··· Records for the exercise
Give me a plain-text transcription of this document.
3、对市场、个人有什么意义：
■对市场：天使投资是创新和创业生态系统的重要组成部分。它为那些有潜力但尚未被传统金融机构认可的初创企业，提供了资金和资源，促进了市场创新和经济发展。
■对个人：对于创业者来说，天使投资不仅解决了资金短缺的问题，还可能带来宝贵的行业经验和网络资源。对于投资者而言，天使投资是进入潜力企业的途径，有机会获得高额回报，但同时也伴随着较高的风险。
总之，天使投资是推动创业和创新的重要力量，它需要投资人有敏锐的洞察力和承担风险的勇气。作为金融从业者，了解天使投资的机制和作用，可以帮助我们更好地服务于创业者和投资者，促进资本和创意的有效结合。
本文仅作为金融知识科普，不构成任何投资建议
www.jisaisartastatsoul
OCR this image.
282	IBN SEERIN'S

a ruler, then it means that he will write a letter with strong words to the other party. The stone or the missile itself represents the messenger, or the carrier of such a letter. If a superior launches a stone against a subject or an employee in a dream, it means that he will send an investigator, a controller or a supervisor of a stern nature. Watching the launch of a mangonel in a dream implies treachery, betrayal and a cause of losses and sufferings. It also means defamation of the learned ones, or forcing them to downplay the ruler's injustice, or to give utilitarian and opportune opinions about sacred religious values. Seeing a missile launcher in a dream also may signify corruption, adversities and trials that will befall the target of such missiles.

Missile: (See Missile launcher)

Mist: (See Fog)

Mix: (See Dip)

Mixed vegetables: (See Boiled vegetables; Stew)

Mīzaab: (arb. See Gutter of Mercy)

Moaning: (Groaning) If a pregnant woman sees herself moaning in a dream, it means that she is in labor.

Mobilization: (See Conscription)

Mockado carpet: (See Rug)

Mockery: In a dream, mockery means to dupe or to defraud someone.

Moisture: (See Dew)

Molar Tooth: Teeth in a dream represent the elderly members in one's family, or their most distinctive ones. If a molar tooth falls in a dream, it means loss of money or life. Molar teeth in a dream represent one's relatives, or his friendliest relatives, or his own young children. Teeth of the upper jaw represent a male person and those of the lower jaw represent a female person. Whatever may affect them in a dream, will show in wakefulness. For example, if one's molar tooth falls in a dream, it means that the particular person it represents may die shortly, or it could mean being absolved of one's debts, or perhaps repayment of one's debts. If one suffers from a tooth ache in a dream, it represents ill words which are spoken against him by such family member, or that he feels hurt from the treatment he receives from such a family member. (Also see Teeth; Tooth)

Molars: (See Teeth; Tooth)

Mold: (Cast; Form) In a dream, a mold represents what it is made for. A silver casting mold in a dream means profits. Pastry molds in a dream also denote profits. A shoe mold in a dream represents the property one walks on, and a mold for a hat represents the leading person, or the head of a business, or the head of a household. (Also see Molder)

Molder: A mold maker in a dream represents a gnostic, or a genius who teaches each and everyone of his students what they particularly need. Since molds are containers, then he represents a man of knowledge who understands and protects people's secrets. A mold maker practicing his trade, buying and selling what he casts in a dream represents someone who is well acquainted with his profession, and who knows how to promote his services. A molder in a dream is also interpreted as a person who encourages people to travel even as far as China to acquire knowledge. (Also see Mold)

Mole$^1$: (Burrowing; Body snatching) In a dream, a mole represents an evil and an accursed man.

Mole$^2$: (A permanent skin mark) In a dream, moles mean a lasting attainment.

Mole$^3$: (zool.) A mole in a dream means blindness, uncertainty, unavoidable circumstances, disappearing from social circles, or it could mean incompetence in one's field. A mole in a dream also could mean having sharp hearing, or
······
* [Problem to solve]: Each entry is to be returned in full, character for character.

* [Completed exercise]:
Give me a plain-text transcription of this document.
3、对市场、个人有什么意义：
■对市场：天使投资是创新和创业生态系统的重要组成部分。它为那些有潜力但尚未被传统金融机构认可的初创企业，提供了资金和资源，促进了市场创新和经济发展。
■对个人：对于创业者来说，天使投资不仅解决了资金短缺的问题，还可能带来宝贵的行业经验和网络资源。对于投资者而言，天使投资是进入潜力企业的途径，有机会获得高额回报，但同时也伴随着较高的风险。
总之，天使投资是推动创业和创新的重要力量，它需要投资人有敏锐的洞察力和承担风险的勇气。作为金融从业者，了解天使投资的机制和作用，可以帮助我们更好地服务于创业者和投资者，促进资本和创意的有效结合。
本文仅作为金融知识科普，不构成任何投资建议
www.jisaisartastatsoul
OCR this image.
282	IBN SEERIN'S

a ruler, then it means that he will write a letter with strong words to the other party. The stone or the missile itself represents the messenger, or the carrier of such a letter. If a superior launches a stone against a subject or an employee in a dream, it means that he will send an investigator, a controller or a supervisor of a stern nature. Watching the launch of a mangonel in a dream implies treachery, betrayal and a cause of losses and sufferings. It also means defamation of the learned ones, or forcing them to downplay the ruler's injustice, or to give utilitarian and opportune opinions about sacred religious values. Seeing a missile launcher in a dream also may signify corruption, adversities and trials that will befall the target of such missiles.

Missile: (See Missile launcher)

Mist: (See Fog)

Mix: (See Dip)

Mixed vegetables: (See Boiled vegetables; Stew)

Mīzaab: (arb. See Gutter of Mercy)

Moaning: (Groaning) If a pregnant woman sees herself moaning in a dream, it means that she is in labor.

Mobilization: (See Conscription)

Mockado carpet: (See Rug)

Mockery: In a dream, mockery means to dupe or to defraud someone.

Moisture: (See Dew)

Molar Tooth: Teeth in a dream represent the elderly members in one's family, or their most distinctive ones. If a molar tooth falls in a dream, it means loss of money or life. Molar teeth in a dream represent one's relatives, or his friendliest relatives, or his own young children. Teeth of the upper jaw represent a male person and those of the lower jaw represent a female person. Whatever may affect them in a dream, will show in wakefulness. For example, if one's molar tooth falls in a dream, it means that the particular person it represents may die shortly, or it could mean being absolved of one's debts, or perhaps repayment of one's debts. If one suffers from a tooth ache in a dream, it represents ill words which are spoken against him by such family member, or that he feels hurt from the treatment he receives from such a family member. (Also see Teeth; Tooth)

Molars: (See Teeth; Tooth)

Mold: (Cast; Form) In a dream, a mold represents what it is made for. A silver casting mold in a dream means profits. Pastry molds in a dream also denote profits. A shoe mold in a dream represents the property one walks on, and a mold for a hat represents the leading person, or the head of a business, or the head of a household. (Also see Molder)

Molder: A mold maker in a dream represents a gnostic, or a genius who teaches each and everyone of his students what they particularly need. Since molds are containers, then he represents a man of knowledge who understands and protects people's secrets. A mold maker practicing his trade, buying and selling what he casts in a dream represents someone who is well acquainted with his profession, and who knows how to promote his services. A molder in a dream is also interpreted as a person who encourages people to travel even as far as China to acquire knowledge. (Also see Mold)

Mole$^1$: (Burrowing; Body snatching) In a dream, a mole represents an evil and an accursed man.

Mole$^2$: (A permanent skin mark) In a dream, moles mean a lasting attainment.

Mole$^3$: (zool.) A mole in a dream means blindness, uncertainty, unavoidable circumstances, disappearing from social circles, or it could mean incompetence in one's field. A mole in a dream also could mean having sharp hearing, or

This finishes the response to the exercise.